Exercise description: Return each line holding the string "Fossile".

--------------------

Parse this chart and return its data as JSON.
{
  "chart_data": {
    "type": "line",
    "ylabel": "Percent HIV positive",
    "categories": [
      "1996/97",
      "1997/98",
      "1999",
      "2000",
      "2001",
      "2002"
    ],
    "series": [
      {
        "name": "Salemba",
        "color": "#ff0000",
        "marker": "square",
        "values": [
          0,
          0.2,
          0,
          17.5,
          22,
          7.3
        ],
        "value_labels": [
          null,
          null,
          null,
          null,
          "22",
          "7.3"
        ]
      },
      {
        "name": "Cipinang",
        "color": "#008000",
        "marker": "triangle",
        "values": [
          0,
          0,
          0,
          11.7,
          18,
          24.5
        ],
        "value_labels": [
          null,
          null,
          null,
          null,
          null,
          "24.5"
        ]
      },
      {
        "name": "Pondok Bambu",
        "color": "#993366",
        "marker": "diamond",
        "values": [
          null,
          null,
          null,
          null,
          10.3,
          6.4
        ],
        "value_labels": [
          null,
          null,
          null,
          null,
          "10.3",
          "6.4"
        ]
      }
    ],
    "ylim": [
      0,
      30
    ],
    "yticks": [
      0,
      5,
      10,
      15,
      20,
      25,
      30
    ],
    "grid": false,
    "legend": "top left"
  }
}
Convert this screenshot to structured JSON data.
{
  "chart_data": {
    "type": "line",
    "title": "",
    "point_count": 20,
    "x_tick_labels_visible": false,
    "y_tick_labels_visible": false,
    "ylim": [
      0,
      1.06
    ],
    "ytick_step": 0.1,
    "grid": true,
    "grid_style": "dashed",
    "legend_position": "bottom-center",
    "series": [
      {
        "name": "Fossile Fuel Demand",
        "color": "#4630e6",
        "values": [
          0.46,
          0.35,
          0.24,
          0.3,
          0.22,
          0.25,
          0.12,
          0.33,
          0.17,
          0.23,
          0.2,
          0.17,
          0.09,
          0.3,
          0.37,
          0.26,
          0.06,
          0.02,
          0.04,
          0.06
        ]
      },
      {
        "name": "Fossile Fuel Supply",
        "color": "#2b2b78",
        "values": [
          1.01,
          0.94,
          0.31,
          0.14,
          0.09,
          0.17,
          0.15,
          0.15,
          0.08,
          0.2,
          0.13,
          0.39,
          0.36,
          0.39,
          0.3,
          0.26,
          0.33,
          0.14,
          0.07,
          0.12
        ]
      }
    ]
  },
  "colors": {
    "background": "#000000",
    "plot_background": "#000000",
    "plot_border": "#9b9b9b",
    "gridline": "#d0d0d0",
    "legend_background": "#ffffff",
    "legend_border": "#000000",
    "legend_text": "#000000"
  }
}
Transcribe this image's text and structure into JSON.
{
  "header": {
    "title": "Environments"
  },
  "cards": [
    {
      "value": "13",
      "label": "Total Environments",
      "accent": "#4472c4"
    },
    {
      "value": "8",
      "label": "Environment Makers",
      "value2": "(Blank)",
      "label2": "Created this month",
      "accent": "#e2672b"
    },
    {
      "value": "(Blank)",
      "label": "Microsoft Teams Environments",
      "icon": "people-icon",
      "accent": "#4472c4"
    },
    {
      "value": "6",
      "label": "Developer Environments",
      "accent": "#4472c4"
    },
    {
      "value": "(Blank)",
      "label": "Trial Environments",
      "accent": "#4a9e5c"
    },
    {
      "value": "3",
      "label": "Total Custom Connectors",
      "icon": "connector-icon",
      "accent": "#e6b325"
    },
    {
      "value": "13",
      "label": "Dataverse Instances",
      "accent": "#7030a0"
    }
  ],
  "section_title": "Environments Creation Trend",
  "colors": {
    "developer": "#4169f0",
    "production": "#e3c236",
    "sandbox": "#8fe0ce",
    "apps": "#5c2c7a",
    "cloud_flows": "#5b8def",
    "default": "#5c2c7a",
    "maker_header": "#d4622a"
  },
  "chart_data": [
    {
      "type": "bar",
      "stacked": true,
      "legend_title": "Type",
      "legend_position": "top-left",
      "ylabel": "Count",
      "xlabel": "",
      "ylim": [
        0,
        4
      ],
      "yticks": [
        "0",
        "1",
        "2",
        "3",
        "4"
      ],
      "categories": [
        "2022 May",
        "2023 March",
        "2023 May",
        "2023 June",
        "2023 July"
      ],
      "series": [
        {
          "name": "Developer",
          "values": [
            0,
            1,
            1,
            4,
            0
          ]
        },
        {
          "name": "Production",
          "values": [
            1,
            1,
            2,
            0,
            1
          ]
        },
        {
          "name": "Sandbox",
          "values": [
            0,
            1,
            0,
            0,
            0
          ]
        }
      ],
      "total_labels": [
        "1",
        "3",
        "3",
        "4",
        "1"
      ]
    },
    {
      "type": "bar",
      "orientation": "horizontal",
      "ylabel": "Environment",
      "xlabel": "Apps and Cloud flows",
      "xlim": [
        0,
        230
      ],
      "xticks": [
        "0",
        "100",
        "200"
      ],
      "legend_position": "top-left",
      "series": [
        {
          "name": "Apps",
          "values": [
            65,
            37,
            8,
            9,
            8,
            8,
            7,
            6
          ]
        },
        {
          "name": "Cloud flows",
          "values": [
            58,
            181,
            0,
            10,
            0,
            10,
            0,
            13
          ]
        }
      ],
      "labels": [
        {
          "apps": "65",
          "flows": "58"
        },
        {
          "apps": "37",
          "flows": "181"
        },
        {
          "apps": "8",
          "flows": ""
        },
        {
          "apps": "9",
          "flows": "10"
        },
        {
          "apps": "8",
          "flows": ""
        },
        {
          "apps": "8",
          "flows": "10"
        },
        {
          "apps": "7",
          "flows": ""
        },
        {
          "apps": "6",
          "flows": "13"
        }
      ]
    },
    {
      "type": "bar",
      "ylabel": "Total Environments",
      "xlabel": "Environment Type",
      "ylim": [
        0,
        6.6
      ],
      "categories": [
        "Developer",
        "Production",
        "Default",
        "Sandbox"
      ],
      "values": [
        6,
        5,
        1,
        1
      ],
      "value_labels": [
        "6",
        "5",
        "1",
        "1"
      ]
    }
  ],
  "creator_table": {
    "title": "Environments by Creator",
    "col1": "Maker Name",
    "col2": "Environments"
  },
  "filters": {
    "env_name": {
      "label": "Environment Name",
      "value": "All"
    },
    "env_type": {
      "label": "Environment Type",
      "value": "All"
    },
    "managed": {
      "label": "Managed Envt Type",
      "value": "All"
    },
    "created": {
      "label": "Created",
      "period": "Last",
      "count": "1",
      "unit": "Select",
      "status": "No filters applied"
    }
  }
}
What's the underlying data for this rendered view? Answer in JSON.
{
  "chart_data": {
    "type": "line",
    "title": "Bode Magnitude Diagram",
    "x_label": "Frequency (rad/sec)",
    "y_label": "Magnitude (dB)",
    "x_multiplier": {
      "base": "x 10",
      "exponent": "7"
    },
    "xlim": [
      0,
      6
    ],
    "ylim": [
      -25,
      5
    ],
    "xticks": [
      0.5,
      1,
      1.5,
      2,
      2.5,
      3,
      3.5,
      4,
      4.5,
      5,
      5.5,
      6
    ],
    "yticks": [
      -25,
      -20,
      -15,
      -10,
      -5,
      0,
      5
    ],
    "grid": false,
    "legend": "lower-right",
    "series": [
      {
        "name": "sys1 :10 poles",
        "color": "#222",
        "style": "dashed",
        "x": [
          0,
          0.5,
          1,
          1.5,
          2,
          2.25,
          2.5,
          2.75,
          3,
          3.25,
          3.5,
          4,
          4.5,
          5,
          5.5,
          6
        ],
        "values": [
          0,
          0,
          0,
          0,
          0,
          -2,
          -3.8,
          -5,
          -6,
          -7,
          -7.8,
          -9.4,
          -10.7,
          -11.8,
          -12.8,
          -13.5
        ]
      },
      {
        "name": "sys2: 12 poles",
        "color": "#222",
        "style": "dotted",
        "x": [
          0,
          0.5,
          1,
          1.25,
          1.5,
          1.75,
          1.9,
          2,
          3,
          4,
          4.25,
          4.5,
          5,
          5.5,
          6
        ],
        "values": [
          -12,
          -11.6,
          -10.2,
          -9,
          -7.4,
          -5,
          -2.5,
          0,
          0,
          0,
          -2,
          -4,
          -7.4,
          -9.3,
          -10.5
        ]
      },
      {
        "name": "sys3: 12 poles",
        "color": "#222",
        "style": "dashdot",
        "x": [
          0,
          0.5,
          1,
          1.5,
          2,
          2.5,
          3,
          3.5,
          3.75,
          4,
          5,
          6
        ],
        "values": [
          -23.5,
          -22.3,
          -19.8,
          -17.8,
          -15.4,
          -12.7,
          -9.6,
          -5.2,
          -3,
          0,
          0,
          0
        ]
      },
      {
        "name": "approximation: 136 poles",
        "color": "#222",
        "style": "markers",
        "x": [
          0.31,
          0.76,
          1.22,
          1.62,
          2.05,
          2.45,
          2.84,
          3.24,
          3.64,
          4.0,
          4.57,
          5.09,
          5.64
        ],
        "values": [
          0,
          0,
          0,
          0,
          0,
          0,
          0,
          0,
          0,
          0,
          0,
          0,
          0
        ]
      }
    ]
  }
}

--------------------

Task response:
        "name": "Fossile Fuel Demand",
        "name": "Fossile Fuel Supply",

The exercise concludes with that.